== WHAT IS ASKED ==
Copy out the listing exactly.

== DATA EXCERPTS ==
....
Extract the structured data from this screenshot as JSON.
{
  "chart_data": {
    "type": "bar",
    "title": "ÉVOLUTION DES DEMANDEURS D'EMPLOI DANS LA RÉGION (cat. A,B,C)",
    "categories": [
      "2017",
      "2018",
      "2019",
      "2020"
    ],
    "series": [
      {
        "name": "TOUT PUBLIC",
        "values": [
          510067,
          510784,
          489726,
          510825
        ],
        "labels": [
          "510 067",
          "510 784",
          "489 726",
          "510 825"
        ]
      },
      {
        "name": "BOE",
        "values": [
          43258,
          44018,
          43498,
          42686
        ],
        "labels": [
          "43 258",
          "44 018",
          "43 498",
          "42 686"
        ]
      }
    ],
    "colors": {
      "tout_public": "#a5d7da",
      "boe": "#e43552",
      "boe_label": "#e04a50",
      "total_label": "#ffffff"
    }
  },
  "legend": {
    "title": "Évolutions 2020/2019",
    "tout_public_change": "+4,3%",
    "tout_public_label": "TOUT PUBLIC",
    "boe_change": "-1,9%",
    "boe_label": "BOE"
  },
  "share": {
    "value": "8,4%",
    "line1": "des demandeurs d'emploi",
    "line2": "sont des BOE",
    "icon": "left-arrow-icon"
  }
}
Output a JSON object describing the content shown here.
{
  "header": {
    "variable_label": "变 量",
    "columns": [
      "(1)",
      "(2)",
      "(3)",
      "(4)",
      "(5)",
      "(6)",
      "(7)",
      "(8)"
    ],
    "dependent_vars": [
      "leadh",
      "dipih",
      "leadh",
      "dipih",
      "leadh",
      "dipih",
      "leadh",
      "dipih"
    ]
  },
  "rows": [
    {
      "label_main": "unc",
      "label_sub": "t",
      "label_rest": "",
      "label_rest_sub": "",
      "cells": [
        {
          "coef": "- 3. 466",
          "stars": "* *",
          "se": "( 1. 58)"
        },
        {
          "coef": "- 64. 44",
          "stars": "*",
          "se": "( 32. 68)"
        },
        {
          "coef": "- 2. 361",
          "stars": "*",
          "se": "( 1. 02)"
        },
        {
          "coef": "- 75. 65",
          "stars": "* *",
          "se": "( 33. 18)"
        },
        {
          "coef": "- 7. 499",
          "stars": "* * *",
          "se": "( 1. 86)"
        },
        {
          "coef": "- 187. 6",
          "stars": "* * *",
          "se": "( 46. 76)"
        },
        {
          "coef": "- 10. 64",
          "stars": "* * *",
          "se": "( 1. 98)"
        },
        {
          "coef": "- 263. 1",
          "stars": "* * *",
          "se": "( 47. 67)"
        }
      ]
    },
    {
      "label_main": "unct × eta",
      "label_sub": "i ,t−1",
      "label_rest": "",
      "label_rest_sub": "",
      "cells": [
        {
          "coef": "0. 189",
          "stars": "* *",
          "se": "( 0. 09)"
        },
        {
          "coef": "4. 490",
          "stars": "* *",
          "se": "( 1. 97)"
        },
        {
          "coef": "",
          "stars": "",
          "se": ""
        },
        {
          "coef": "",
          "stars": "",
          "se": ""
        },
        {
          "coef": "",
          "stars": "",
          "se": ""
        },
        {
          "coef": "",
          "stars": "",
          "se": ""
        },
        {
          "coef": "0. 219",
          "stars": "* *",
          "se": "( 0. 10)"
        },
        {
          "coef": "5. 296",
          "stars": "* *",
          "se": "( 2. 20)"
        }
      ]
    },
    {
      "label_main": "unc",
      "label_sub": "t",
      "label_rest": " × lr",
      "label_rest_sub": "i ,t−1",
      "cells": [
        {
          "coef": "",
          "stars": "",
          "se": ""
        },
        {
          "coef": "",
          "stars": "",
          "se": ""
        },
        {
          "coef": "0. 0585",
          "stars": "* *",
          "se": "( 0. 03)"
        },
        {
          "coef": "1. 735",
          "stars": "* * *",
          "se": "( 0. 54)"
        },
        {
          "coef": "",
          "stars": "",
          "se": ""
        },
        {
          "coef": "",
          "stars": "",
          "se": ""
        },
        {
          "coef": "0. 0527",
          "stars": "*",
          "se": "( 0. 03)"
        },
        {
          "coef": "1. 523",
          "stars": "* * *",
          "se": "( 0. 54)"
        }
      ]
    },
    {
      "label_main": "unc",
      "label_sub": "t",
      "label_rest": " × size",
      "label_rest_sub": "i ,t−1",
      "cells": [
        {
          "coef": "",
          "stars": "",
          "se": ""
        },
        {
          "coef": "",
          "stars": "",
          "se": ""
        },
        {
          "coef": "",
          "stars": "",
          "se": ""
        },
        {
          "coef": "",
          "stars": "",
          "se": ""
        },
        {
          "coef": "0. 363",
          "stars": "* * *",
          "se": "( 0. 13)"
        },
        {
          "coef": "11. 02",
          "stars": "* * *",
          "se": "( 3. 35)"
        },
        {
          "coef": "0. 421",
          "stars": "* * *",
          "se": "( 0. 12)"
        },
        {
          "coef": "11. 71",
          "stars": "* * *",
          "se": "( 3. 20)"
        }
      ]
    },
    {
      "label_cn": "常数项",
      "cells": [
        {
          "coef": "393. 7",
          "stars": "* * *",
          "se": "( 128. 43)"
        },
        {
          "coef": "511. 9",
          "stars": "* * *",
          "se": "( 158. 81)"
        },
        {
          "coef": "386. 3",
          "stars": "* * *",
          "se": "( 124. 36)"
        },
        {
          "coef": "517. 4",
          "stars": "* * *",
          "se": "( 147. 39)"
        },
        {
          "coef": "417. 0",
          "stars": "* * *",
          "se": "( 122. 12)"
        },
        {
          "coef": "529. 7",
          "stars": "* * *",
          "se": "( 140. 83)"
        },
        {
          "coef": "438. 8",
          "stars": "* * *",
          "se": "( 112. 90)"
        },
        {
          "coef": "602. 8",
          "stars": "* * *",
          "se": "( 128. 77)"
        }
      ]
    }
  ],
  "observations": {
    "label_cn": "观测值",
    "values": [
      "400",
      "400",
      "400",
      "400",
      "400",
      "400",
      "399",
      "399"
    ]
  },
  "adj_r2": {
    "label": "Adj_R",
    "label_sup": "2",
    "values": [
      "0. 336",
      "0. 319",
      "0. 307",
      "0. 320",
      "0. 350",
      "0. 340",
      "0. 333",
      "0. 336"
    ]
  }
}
....
== FINISHED EXERCISE ==
Extract the structured data from this screenshot as JSON.
{
  "chart_data": {
    "type": "bar",
    "title": "ÉVOLUTION DES DEMANDEURS D'EMPLOI DANS LA RÉGION (cat. A,B,C)",
    "categories": [
      "2017",
      "2018",
      "2019",
      "2020"
    ],
    "series": [
      {
        "name": "TOUT PUBLIC",
        "values": [
          510067,
          510784,
          489726,
          510825
        ],
        "labels": [
          "510 067",
          "510 784",
          "489 726",
          "510 825"
        ]
      },
      {
        "name": "BOE",
        "values": [
          43258,
          44018,
          43498,
          42686
        ],
        "labels": [
          "43 258",
          "44 018",
          "43 498",
          "42 686"
        ]
      }
    ],
    "colors": {
      "tout_public": "#a5d7da",
      "boe": "#e43552",
      "boe_label": "#e04a50",
      "total_label": "#ffffff"
    }
  },
  "legend": {
    "title": "Évolutions 2020/2019",
    "tout_public_change": "+4,3%",
    "tout_public_label": "TOUT PUBLIC",
    "boe_change": "-1,9%",
    "boe_label": "BOE"
  },
  "share": {
    "value": "8,4%",
    "line1": "des demandeurs d'emploi",
    "line2": "sont des BOE",
    "icon": "left-arrow-icon"
  }
}
Output a JSON object describing the content shown here.
{
  "header": {
    "variable_label": "变 量",
    "columns": [
      "(1)",
      "(2)",
      "(3)",
      "(4)",
      "(5)",
      "(6)",
      "(7)",
      "(8)"
    ],
    "dependent_vars": [
      "leadh",
      "dipih",
      "leadh",
      "dipih",
      "leadh",
      "dipih",
      "leadh",
      "dipih"
    ]
  },
  "rows": [
    {
      "label_main": "unc",
      "label_sub": "t",
      "label_rest": "",
      "label_rest_sub": "",
      "cells": [
        {
          "coef": "- 3. 466",
          "stars": "* *",
          "se": "( 1. 58)"
        },
        {
          "coef": "- 64. 44",
          "stars": "*",
          "se": "( 32. 68)"
        },
        {
          "coef": "- 2. 361",
          "stars": "*",
          "se": "( 1. 02)"
        },
        {
          "coef": "- 75. 65",
          "stars": "* *",
          "se": "( 33. 18)"
        },
        {
          "coef": "- 7. 499",
          "stars": "* * *",
          "se": "( 1. 86)"
        },
        {
          "coef": "- 187. 6",
          "stars": "* * *",
          "se": "( 46. 76)"
        },
        {
          "coef": "- 10. 64",
          "stars": "* * *",
          "se": "( 1. 98)"
        },
        {
          "coef": "- 263. 1",
          "stars": "* * *",
          "se": "( 47. 67)"
        }
      ]
    },
    {
      "label_main": "unct × eta",
      "label_sub": "i ,t−1",
      "label_rest": "",
      "label_rest_sub": "",
      "cells": [
        {
          "coef": "0. 189",
          "stars": "* *",
          "se": "( 0. 09)"
        },
        {
          "coef": "4. 490",
          "stars": "* *",
          "se": "( 1. 97)"
        },
        {
          "coef": "",
          "stars": "",
          "se": ""
        },
        {
          "coef": "",
          "stars": "",
          "se": ""
        },
        {
          "coef": "",
          "stars": "",
          "se": ""
        },
        {
          "coef": "",
          "stars": "",
          "se": ""
        },
        {
          "coef": "0. 219",
          "stars": "* *",
          "se": "( 0. 10)"
        },
        {
          "coef": "5. 296",
          "stars": "* *",
          "se": "( 2. 20)"
        }
      ]
    },
    {
      "label_main": "unc",
      "label_sub": "t",
      "label_rest": " × lr",
      "label_rest_sub": "i ,t−1",
      "cells": [
        {
          "coef": "",
          "stars": "",
          "se": ""
        },
        {
          "coef": "",
          "stars": "",
          "se": ""
        },
        {
          "coef": "0. 0585",
          "stars": "* *",
          "se": "( 0. 03)"
        },
        {
          "coef": "1. 735",
          "stars": "* * *",
          "se": "( 0. 54)"
        },
        {
          "coef": "",
          "stars": "",
          "se": ""
        },
        {
          "coef": "",
          "stars": "",
          "se": ""
        },
        {
          "coef": "0. 0527",
          "stars": "*",
          "se": "( 0. 03)"
        },
        {
          "coef": "1. 523",
          "stars": "* * *",
          "se": "( 0. 54)"
        }
      ]
    },
    {
      "label_main": "unc",
      "label_sub": "t",
      "label_rest": " × size",
      "label_rest_sub": "i ,t−1",
      "cells": [
        {
          "coef": "",
          "stars": "",
          "se": ""
        },
        {
          "coef": "",
          "stars": "",
          "se": ""
        },
        {
          "coef": "",
          "stars": "",
          "se": ""
        },
        {
          "coef": "",
          "stars": "",
          "se": ""
        },
        {
          "coef": "0. 363",
          "stars": "* * *",
          "se": "( 0. 13)"
        },
        {
          "coef": "11. 02",
          "stars": "* * *",
          "se": "( 3. 35)"
        },
        {
          "coef": "0. 421",
          "stars": "* * *",
          "se": "( 0. 12)"
        },
        {
          "coef": "11. 71",
          "stars": "* * *",
          "se": "( 3. 20)"
        }
      ]
    },
    {
      "label_cn": "常数项",
      "cells": [
        {
          "coef": "393. 7",
          "stars": "* * *",
          "se": "( 128. 43)"
        },
        {
          "coef": "511. 9",
          "stars": "* * *",
          "se": "( 158. 81)"
        },
        {
          "coef": "386. 3",
          "stars": "* * *",
          "se": "( 124. 36)"
        },
        {
          "coef": "517. 4",
          "stars": "* * *",
          "se": "( 147. 39)"
        },
        {
          "coef": "417. 0",
          "stars": "* * *",
          "se": "( 122. 12)"
        },
        {
          "coef": "529. 7",
          "stars": "* * *",
          "se": "( 140. 83)"
        },
        {
          "coef": "438. 8",
          "stars": "* * *",
          "se": "( 112. 90)"
        },
        {
          "coef": "602. 8",
          "stars": "* * *",
          "se": "( 128. 77)"
        }
      ]
    }
  ],
  "observations": {
    "label_cn": "观测值",
    "values": [
      "400",
      "400",
      "400",
      "400",
      "400",
      "400",
      "399",
      "399"
    ]
  },
  "adj_r2": {
    "label": "Adj_R",
    "label_sup": "2",
    "values": [
      "0. 336",
      "0. 319",
      "0. 307",
      "0. 320",
      "0. 350",
      "0. 340",
      "0. 333",
      "0. 336"
    ]
  }
}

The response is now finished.